■ **Directions**
Each entry below is to be duplicated verbatim.

*** Record list

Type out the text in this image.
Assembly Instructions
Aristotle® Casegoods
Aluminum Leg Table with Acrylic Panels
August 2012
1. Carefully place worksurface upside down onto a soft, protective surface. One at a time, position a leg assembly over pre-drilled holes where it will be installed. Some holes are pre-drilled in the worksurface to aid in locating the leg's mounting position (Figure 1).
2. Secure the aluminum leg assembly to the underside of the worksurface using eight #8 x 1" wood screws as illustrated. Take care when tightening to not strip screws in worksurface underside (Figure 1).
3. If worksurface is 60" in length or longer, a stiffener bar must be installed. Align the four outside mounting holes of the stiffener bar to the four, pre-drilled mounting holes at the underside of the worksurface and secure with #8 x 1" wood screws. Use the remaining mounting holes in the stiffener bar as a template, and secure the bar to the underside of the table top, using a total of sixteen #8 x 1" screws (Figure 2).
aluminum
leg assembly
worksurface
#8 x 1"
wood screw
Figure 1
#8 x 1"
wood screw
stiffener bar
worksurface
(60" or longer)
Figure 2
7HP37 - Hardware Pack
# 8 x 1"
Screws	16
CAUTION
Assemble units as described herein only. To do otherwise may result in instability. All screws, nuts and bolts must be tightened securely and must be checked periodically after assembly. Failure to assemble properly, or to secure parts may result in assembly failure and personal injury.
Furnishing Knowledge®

******

■ **Response to the exercise**
Type out the text in this image.
Assembly Instructions
Aristotle® Casegoods
Aluminum Leg Table with Acrylic Panels
August 2012
1. Carefully place worksurface upside down onto a soft, protective surface. One at a time, position a leg assembly over pre-drilled holes where it will be installed. Some holes are pre-drilled in the worksurface to aid in locating the leg's mounting position (Figure 1).
2. Secure the aluminum leg assembly to the underside of the worksurface using eight #8 x 1" wood screws as illustrated. Take care when tightening to not strip screws in worksurface underside (Figure 1).
3. If worksurface is 60" in length or longer, a stiffener bar must be installed. Align the four outside mounting holes of the stiffener bar to the four, pre-drilled mounting holes at the underside of the worksurface and secure with #8 x 1" wood screws. Use the remaining mounting holes in the stiffener bar as a template, and secure the bar to the underside of the table top, using a total of sixteen #8 x 1" screws (Figure 2).
aluminum
leg assembly
worksurface
#8 x 1"
wood screw
Figure 1
#8 x 1"
wood screw
stiffener bar
worksurface
(60" or longer)
Figure 2
7HP37 - Hardware Pack
# 8 x 1"
Screws	16
CAUTION
Assemble units as described herein only. To do otherwise may result in instability. All screws, nuts and bolts must be tightened securely and must be checked periodically after assembly. Failure to assemble properly, or to secure parts may result in assembly failure and personal injury.
Furnishing Knowledge®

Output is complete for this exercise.